==== DATA EXCERPTS ====

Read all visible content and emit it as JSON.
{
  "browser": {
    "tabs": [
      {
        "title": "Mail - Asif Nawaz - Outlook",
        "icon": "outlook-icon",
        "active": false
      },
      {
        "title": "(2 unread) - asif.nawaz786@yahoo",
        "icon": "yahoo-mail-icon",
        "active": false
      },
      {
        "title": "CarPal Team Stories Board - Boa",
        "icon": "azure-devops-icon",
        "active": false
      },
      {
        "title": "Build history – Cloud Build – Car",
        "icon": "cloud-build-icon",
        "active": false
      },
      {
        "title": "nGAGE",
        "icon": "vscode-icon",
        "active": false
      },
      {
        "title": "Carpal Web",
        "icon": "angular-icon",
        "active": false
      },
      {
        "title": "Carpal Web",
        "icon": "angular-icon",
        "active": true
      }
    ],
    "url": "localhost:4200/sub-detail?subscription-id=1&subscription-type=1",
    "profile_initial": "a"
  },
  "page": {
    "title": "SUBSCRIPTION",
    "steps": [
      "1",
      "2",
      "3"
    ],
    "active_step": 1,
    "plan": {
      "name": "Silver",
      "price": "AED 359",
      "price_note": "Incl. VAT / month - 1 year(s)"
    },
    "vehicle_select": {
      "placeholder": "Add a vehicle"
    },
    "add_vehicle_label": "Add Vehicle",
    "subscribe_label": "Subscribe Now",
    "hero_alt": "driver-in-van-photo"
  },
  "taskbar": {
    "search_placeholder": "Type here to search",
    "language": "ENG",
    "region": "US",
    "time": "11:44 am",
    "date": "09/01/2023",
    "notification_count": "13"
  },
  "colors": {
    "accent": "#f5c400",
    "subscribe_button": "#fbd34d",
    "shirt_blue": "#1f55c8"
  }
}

====

_WHAT NEEDS TO BE DONE:_ The records above must be output exactly, in full.

_RIGHT ANSWER:_
Read all visible content and emit it as JSON.
{
  "browser": {
    "tabs": [
      {
        "title": "Mail - Asif Nawaz - Outlook",
        "icon": "outlook-icon",
        "active": false
      },
      {
        "title": "(2 unread) - asif.nawaz786@yahoo",
        "icon": "yahoo-mail-icon",
        "active": false
      },
      {
        "title": "CarPal Team Stories Board - Boa",
        "icon": "azure-devops-icon",
        "active": false
      },
      {
        "title": "Build history – Cloud Build – Car",
        "icon": "cloud-build-icon",
        "active": false
      },
      {
        "title": "nGAGE",
        "icon": "vscode-icon",
        "active": false
      },
      {
        "title": "Carpal Web",
        "icon": "angular-icon",
        "active": false
      },
      {
        "title": "Carpal Web",
        "icon": "angular-icon",
        "active": true
      }
    ],
    "url": "localhost:4200/sub-detail?subscription-id=1&subscription-type=1",
    "profile_initial": "a"
  },
  "page": {
    "title": "SUBSCRIPTION",
    "steps": [
      "1",
      "2",
      "3"
    ],
    "active_step": 1,
    "plan": {
      "name": "Silver",
      "price": "AED 359",
      "price_note": "Incl. VAT / month - 1 year(s)"
    },
    "vehicle_select": {
      "placeholder": "Add a vehicle"
    },
    "add_vehicle_label": "Add Vehicle",
    "subscribe_label": "Subscribe Now",
    "hero_alt": "driver-in-van-photo"
  },
  "taskbar": {
    "search_placeholder": "Type here to search",
    "language": "ENG",
    "region": "US",
    "time": "11:44 am",
    "date": "09/01/2023",
    "notification_count": "13"
  },
  "colors": {
    "accent": "#f5c400",
    "subscribe_button": "#fbd34d",
    "shirt_blue": "#1f55c8"
  }
}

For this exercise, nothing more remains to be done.